> **Record list**:
begin

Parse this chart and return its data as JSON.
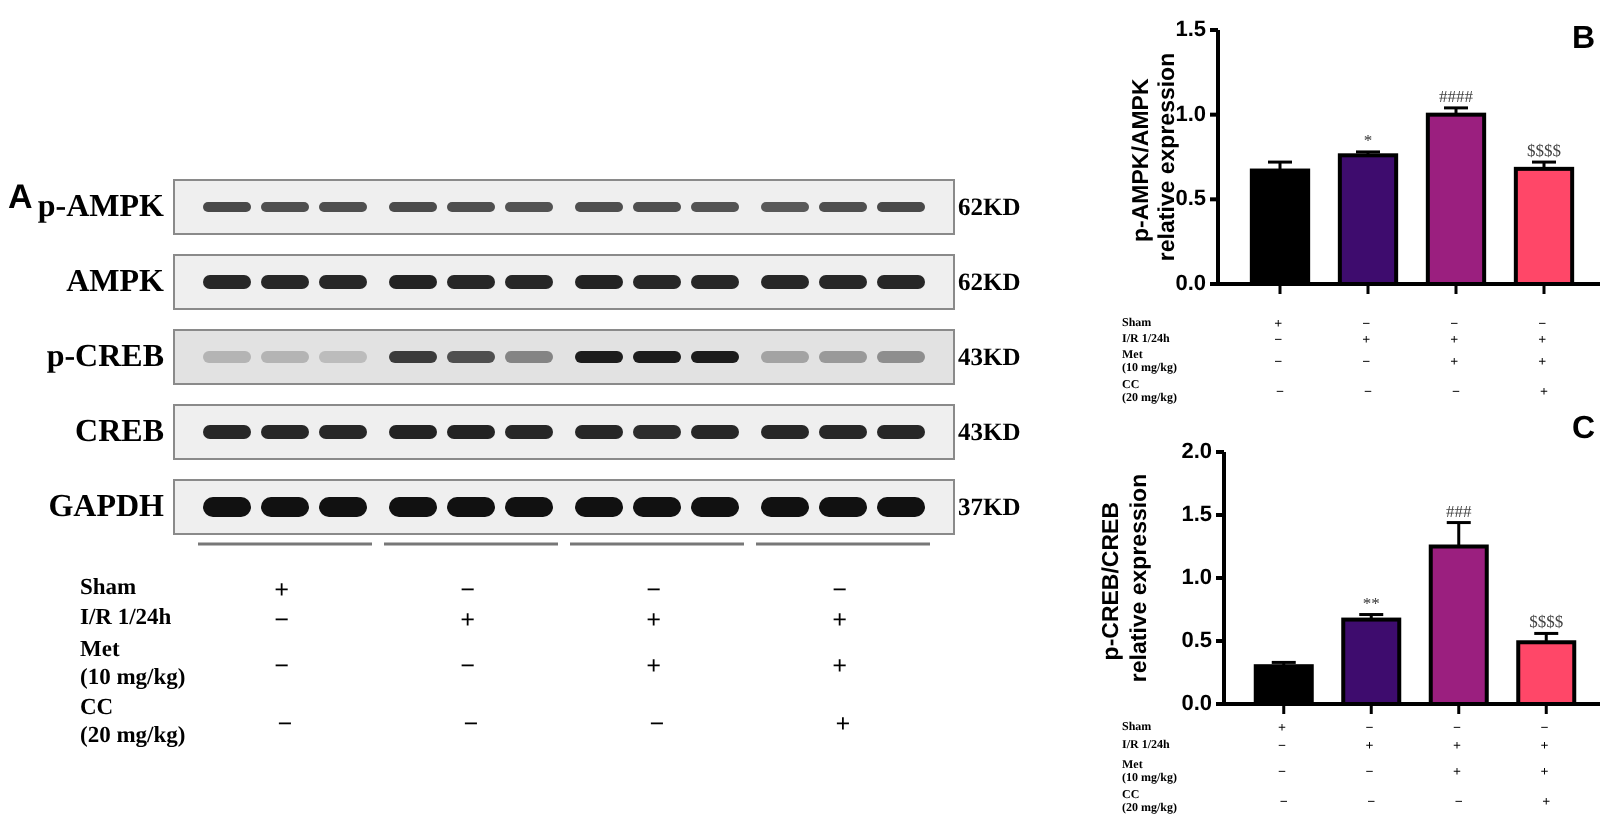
{
  "chart_data": [
    {
      "type": "other",
      "title": "A",
      "y_categories": [
        "p-AMPK",
        "AMPK",
        "p-CREB",
        "CREB",
        "GAPDH"
      ],
      "y2_categories": [
        "62KD",
        "62KD",
        "43KD",
        "43KD",
        "37KD"
      ],
      "categories": [
        "+\n−\n−\n−",
        "−\n+\n−\n−",
        "−\n+\n+\n−",
        "−\n+\n+\n+"
      ],
      "xlabel": "Sham\nI/R 1/24h\nMet (10 mg/kg)\nCC (20 mg/kg)"
    },
    {
      "type": "bar",
      "title": "B",
      "categories": [
        "+\n−\n−\n−",
        "−\n+\n−\n−",
        "−\n+\n+\n−",
        "−\n+\n+\n+"
      ],
      "xlabel": "Sham\nI/R 1/24h\nMet (10 mg/kg)\nCC (20 mg/kg)",
      "ylabel": "p-AMPK/AMPK\nrelative expression",
      "values": [
        0.67,
        0.76,
        1.0,
        0.68
      ],
      "colors": [
        "#000000",
        "#3e0c6e",
        "#9b1f7f",
        "#ff4768"
      ],
      "errors": [
        [
          0.67,
          0.72
        ],
        [
          0.76,
          0.78
        ],
        [
          1.0,
          1.04
        ],
        [
          0.68,
          0.72
        ]
      ],
      "value_labels": [
        null,
        "*",
        "####",
        "$$$$"
      ],
      "ylim": [
        0,
        1.5
      ],
      "yticks": [
        {
          "value": 0,
          "label": "0.0"
        },
        {
          "value": 0.5,
          "label": "0.5"
        },
        {
          "value": 1,
          "label": "1.0"
        },
        {
          "value": 1.5,
          "label": "1.5"
        }
      ]
    },
    {
      "type": "bar",
      "title": "C",
      "categories": [
        "+\n−\n−\n−",
        "−\n+\n−\n−",
        "−\n+\n+\n−",
        "−\n+\n+\n+"
      ],
      "xlabel": "Sham\nI/R 1/24h\nMet (10 mg/kg)\nCC (20 mg/kg)",
      "ylabel": "p-CREB/CREB\nrelative expression",
      "values": [
        0.3,
        0.67,
        1.25,
        0.49
      ],
      "colors": [
        "#000000",
        "#3e0c6e",
        "#9b1f7f",
        "#ff4768"
      ],
      "errors": [
        [
          0.3,
          0.33
        ],
        [
          0.67,
          0.71
        ],
        [
          1.25,
          1.44
        ],
        [
          0.49,
          0.56
        ]
      ],
      "value_labels": [
        null,
        "**",
        "###",
        "$$$$"
      ],
      "ylim": [
        0,
        2
      ],
      "yticks": [
        {
          "value": 0,
          "label": "0.0"
        },
        {
          "value": 0.5,
          "label": "0.5"
        },
        {
          "value": 1,
          "label": "1.0"
        },
        {
          "value": 1.5,
          "label": "1.5"
        },
        {
          "value": 2,
          "label": "2.0"
        }
      ]
    }
  ]
}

end

> **Request**:
From the entries above, collect every line with the string "ylabel" in it.

> **Response below**:
      "ylabel": "p-AMPK/AMPK\nrelative expression",
      "ylabel": "p-CREB/CREB\nrelative expression",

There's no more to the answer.